■ 抜粋文:
うん。素直にGoogle先生に聞いてみましょう(笑) なーるほど、カリブ海のキューバの隣のイスパニョーラ島(ハイチとドミニカ共和国)のお隣の島のようですね。この島より先は、カリブの小さな島国がぽつぽつと並んでいる。そういう感じの立地条件です。

さて、プエルトリコですが、『国』ではなく、アメリカの『コモンウェルス(自治領)』の一つです。日本人に馴染み深いところでは、サイパン(北マリアナ諸島)あたりもこの分類に入るようですね。Wikipedia先生に聞いてみたところ、

  • 自治政府による内政が認められる。
  • アメリカ合衆国憲法と連邦法の適用を受ける。
  • 主権国はアメリカ合衆国。
  • 元首はアメリカ合衆国大統領。自治政府代表者は弁務官。

■ 課題用データ:

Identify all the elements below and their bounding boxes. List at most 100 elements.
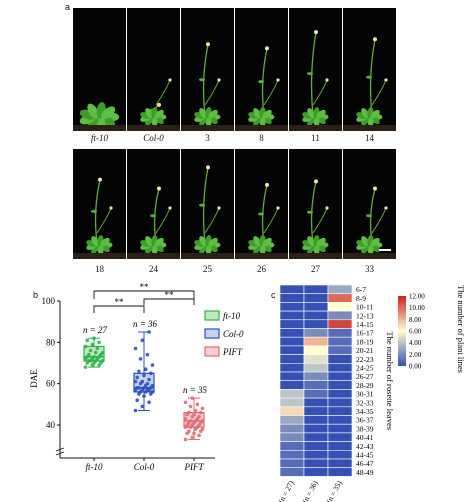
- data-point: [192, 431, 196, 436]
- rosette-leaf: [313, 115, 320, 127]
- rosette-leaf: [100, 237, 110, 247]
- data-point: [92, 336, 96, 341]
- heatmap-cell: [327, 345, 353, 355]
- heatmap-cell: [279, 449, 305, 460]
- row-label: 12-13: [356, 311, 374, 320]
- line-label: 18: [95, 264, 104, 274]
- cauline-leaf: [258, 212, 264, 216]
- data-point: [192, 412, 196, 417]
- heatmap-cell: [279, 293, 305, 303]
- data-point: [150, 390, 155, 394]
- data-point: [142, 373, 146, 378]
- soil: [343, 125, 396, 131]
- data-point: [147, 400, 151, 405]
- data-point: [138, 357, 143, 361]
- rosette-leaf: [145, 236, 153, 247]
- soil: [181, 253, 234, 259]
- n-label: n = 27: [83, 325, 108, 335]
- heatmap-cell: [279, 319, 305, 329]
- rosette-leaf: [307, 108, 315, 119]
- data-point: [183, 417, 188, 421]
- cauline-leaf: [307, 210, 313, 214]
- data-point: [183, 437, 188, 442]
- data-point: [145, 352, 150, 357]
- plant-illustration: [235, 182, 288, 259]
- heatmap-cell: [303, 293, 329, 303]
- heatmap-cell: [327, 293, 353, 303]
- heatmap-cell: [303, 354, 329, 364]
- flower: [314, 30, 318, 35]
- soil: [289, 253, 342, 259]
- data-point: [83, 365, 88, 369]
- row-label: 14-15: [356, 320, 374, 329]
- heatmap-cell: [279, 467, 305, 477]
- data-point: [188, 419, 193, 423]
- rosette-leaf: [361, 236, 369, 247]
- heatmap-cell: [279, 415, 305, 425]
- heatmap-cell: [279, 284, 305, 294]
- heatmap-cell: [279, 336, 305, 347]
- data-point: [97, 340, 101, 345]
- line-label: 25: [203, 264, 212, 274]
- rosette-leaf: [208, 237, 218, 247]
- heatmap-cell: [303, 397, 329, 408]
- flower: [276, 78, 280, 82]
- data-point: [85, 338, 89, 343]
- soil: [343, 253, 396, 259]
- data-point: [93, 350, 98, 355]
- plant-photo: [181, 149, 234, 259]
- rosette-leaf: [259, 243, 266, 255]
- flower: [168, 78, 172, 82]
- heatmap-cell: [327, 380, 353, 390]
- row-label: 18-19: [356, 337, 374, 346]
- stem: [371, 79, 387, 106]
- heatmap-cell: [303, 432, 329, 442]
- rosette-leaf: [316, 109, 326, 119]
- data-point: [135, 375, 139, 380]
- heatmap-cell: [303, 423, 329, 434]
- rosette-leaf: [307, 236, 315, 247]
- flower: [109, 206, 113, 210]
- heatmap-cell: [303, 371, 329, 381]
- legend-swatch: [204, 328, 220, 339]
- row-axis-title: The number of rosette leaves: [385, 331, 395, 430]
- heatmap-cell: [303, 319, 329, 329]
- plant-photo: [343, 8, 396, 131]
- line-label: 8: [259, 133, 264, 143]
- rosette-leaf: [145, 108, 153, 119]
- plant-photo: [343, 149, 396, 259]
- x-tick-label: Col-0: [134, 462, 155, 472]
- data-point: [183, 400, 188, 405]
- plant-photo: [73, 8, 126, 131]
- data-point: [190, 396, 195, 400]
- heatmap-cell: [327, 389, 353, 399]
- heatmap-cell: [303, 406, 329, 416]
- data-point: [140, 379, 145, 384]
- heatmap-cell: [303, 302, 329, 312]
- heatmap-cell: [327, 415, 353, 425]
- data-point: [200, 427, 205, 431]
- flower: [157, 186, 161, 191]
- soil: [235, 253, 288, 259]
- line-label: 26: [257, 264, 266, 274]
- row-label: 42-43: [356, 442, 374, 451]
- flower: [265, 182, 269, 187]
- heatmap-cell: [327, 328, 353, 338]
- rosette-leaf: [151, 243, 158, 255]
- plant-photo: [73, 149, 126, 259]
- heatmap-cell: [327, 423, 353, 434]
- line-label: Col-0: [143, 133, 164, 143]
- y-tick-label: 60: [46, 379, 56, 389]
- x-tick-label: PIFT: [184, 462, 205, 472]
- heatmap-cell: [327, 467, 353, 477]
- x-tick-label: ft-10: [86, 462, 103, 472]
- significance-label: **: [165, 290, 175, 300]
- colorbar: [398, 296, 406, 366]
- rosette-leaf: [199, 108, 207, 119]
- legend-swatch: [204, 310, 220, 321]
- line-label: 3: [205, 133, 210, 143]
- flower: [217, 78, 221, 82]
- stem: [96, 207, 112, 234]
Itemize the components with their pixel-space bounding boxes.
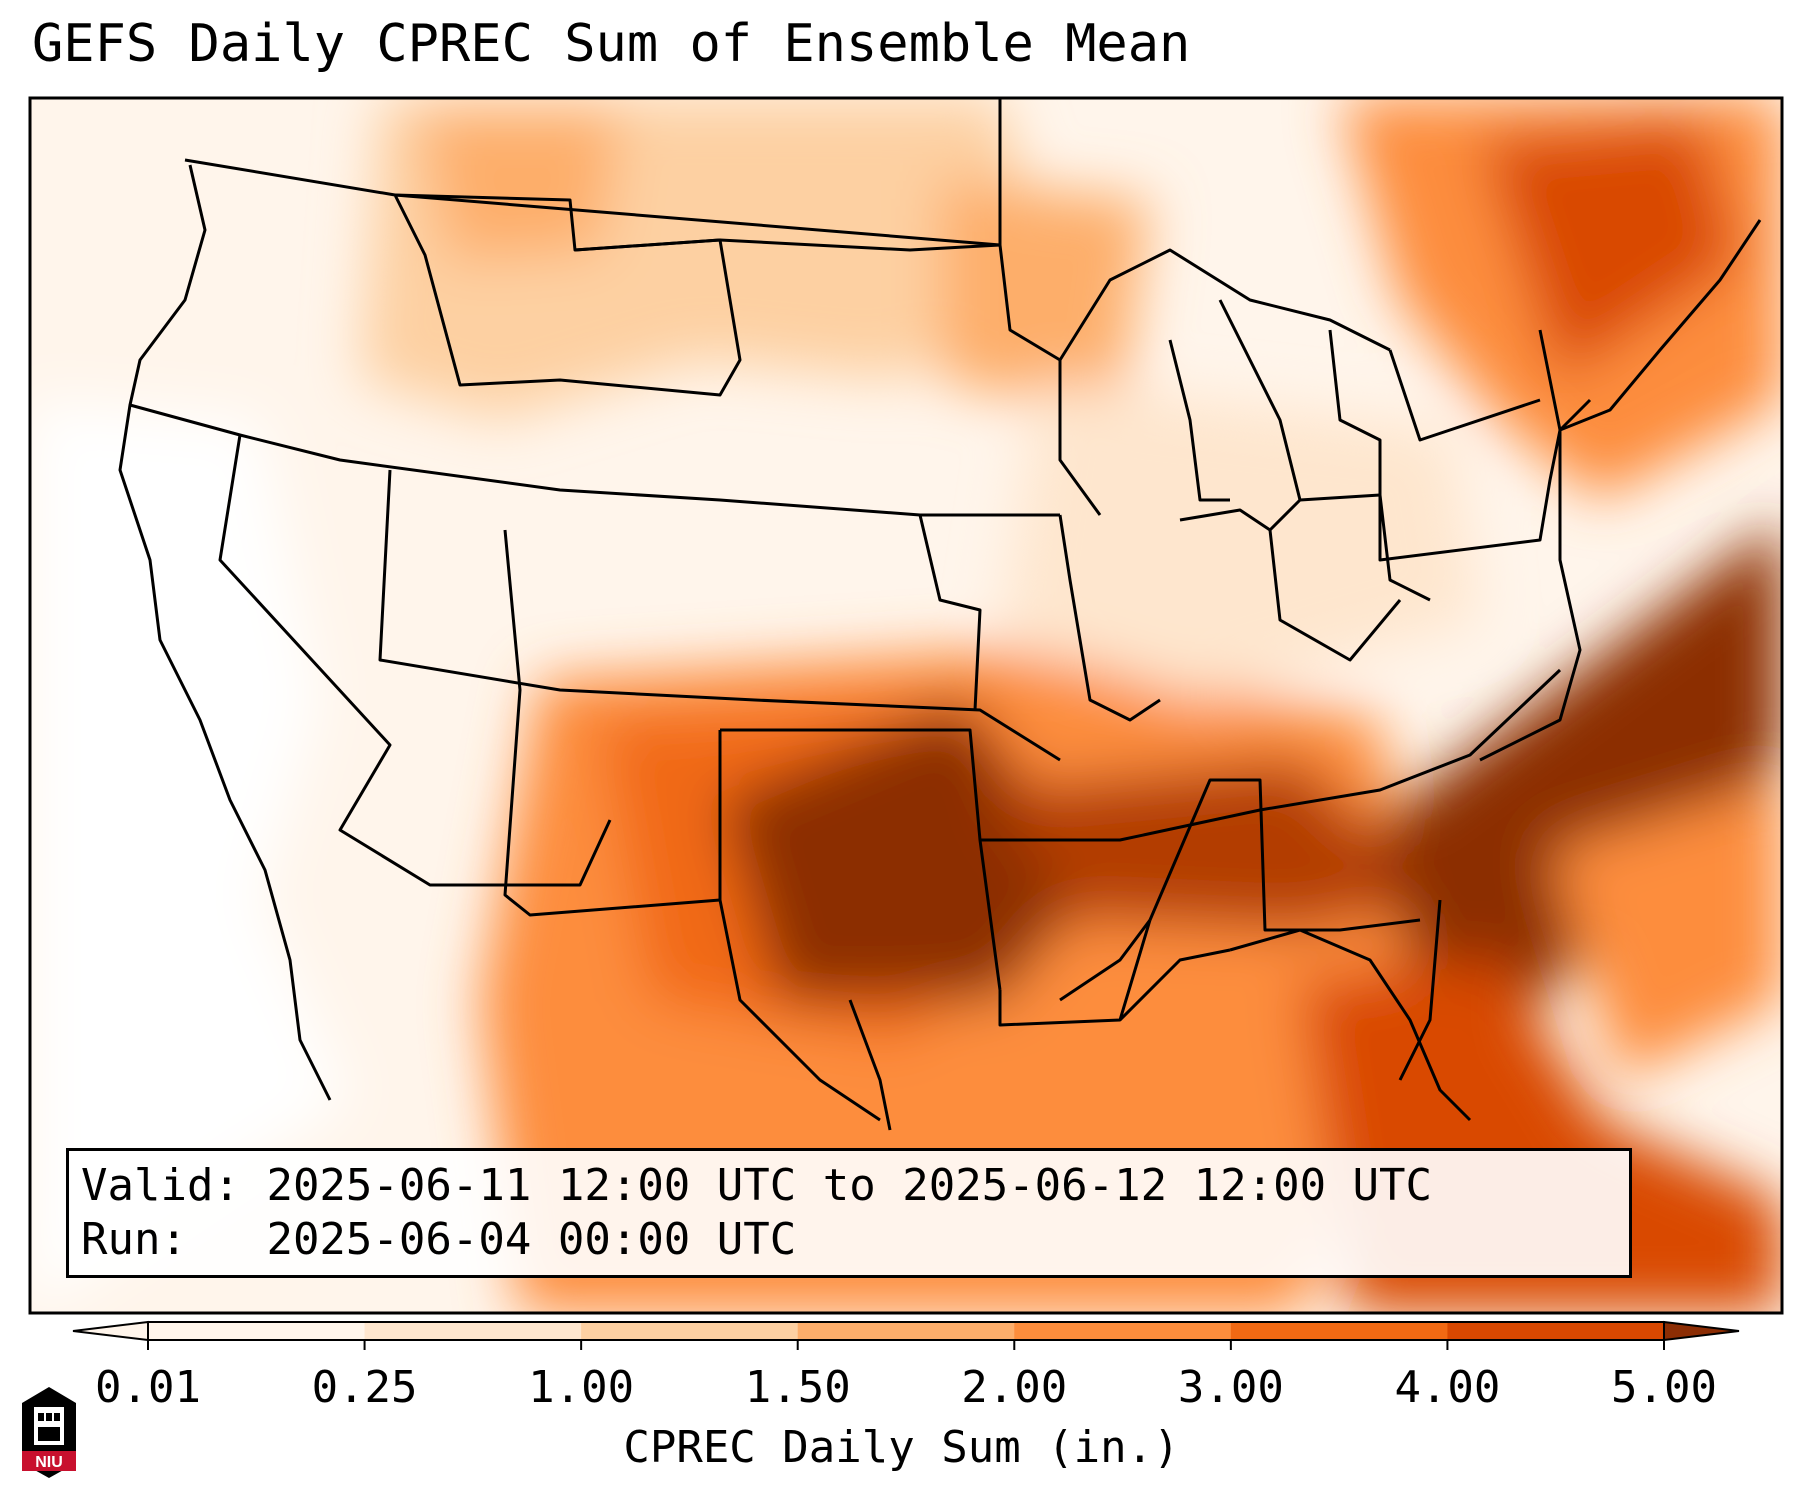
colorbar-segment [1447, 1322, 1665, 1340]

■ 課題:
1 > 記録の中で文字列「bounding」を含む行を、すべて示してください。大文字と小文字の違いは区別します。
2 > プエルトリコについての抜粋文を、最後の文に続けて書き継いでください。
抜粋文と記録は、それぞれ別の出典から取られています。

■ 解答:
1 >
Identify all the elements below and their bounding boxes. List at most 100 elements.
Itemize the components with their pixel-space bounding boxes.

2 >
  • 地域的限定のある国際機関への加盟は、ワシントンD.C.が承認すれば可能。

ということになるそうです。(出典:コモンウェルス (米国自治連邦区) - Wikipedia)

ちなみに、大統領選挙の選挙権は無く、連邦議会にも発言権はあるものの投票権はない代表を送ることしか出来ませんが、その代わり所得税の負担は無く、他国からも米軍が守ってくれるということのようですね。

そんなプエルトリコがいま苦境に陥っています。厳密にはプエルトリコ政府がデフォルトしたというわけではなく、同自治領政府の公社のひとつが支払期限を迎えた5,800万ドル中63万ドルしか用意できず、残りは支払順延となったという状況です。

でも、どうしてこんなことになったのでしょう?

プエルトリコってどんな国?

 まずは、GDPの状況から見ていきましょう。御近所さんと比べてみても、中々悪くは有りません。

次に、一人あたりGDPも見ておきましょう。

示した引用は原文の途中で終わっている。